-- start Listed records --

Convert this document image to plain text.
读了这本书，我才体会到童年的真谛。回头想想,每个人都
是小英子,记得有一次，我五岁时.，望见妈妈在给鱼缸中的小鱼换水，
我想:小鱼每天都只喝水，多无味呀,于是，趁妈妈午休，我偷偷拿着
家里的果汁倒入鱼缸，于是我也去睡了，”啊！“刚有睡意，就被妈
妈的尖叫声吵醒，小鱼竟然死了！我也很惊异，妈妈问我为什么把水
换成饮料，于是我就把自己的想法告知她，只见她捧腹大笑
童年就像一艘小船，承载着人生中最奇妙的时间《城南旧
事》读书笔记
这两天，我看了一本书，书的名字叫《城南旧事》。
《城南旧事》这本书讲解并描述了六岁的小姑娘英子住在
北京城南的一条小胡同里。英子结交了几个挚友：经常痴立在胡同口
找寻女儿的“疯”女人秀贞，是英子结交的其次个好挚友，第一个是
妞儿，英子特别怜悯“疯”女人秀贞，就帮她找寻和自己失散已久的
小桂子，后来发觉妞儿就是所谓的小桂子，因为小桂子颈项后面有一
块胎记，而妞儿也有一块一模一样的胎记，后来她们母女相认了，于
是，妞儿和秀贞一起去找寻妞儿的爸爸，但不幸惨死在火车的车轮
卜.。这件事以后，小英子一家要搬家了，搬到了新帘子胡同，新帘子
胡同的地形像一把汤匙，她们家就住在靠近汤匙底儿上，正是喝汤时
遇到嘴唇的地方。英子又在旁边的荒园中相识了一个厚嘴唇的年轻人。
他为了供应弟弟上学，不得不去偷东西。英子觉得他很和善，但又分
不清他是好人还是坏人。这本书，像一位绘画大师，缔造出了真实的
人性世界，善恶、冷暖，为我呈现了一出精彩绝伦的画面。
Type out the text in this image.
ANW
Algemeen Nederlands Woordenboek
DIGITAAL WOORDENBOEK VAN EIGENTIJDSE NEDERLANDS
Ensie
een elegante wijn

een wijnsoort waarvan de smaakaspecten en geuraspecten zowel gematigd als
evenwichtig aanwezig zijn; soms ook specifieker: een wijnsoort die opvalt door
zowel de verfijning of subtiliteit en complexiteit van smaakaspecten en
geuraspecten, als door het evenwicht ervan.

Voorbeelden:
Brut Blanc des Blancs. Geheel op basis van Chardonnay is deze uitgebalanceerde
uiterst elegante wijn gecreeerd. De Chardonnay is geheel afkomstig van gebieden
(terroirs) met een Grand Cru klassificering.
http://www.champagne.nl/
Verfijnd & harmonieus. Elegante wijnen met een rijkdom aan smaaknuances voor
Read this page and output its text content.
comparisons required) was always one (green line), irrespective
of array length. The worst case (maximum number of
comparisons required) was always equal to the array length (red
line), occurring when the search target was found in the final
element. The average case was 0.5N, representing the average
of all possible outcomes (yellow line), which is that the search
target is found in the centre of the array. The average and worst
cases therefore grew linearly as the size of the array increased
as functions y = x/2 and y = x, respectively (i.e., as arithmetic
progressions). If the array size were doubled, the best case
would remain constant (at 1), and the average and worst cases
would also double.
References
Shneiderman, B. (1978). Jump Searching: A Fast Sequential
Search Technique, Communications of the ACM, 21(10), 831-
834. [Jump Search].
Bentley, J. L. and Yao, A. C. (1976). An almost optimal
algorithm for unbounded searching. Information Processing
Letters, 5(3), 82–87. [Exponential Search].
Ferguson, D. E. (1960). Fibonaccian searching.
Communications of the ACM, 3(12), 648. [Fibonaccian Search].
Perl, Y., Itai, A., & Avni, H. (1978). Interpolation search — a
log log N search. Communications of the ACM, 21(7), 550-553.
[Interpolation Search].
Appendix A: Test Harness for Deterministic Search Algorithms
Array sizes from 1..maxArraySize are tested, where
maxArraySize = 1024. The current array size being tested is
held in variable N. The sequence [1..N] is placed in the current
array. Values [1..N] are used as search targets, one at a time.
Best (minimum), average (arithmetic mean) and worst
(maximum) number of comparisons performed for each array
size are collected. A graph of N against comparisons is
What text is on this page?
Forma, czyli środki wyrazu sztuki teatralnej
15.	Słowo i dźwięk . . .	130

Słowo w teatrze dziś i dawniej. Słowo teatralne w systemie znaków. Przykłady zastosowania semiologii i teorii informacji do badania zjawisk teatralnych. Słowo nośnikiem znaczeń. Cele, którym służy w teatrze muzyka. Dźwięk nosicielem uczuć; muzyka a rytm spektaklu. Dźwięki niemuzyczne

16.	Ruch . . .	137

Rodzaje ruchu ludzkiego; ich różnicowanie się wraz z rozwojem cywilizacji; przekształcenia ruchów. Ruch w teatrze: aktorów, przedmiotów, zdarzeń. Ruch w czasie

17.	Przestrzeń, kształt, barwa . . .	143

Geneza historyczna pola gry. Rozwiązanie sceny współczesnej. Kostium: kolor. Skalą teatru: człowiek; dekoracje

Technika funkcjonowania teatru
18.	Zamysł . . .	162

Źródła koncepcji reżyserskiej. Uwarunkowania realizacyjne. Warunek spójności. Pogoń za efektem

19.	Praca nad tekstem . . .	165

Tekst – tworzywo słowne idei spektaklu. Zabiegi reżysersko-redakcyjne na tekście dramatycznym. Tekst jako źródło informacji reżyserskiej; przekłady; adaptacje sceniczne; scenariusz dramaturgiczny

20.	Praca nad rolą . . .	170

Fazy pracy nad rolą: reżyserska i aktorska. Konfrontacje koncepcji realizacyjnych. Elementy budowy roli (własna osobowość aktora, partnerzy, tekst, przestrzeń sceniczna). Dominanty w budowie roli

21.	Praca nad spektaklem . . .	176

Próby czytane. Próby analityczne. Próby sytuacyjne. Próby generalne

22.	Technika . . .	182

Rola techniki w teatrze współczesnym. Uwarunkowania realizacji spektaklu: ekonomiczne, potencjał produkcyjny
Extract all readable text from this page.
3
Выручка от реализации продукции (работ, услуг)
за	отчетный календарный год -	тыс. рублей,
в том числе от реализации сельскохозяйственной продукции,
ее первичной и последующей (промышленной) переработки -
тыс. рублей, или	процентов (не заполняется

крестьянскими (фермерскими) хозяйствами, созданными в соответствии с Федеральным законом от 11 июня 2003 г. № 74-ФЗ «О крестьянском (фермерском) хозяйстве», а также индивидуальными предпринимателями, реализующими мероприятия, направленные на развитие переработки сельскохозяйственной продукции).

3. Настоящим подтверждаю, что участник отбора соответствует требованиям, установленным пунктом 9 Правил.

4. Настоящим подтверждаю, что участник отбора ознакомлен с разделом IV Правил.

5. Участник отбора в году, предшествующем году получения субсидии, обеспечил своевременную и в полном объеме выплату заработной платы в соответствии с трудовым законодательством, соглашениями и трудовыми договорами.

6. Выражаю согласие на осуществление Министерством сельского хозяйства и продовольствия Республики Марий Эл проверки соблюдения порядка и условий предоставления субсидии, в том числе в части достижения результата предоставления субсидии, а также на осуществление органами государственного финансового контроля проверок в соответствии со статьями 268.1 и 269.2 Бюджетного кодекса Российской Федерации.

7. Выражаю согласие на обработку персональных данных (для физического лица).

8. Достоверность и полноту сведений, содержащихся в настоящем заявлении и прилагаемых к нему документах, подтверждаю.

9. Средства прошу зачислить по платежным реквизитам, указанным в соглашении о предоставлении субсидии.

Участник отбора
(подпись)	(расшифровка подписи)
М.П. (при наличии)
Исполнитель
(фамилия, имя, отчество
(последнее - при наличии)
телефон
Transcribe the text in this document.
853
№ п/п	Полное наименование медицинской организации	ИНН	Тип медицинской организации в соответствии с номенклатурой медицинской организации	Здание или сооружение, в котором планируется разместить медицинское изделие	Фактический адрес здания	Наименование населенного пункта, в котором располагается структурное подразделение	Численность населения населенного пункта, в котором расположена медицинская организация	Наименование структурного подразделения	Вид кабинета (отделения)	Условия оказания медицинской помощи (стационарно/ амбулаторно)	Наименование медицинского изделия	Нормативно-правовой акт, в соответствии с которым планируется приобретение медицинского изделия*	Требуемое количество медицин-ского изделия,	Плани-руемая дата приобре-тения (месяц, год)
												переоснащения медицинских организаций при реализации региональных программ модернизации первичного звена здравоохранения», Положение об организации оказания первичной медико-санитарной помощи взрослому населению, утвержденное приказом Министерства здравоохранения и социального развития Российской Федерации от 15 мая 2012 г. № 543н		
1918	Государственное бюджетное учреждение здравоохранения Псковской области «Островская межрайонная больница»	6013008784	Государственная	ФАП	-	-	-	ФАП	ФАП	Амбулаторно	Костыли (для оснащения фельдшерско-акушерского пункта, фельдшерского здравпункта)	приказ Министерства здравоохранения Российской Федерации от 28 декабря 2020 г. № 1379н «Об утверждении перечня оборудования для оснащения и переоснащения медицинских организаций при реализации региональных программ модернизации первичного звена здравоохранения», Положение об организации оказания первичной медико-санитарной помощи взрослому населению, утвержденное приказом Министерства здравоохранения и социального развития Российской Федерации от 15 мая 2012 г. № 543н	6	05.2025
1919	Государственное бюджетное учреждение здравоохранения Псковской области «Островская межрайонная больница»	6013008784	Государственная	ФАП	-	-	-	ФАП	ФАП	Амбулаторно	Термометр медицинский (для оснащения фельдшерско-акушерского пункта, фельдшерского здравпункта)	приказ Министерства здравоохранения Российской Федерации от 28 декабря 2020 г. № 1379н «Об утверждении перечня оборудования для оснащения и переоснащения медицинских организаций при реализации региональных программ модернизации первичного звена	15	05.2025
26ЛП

-- end Listed records --

Task directions: Give the number of lines in the records above that contain the word "Communications". Reply with that number alone.

Exercise answer: 3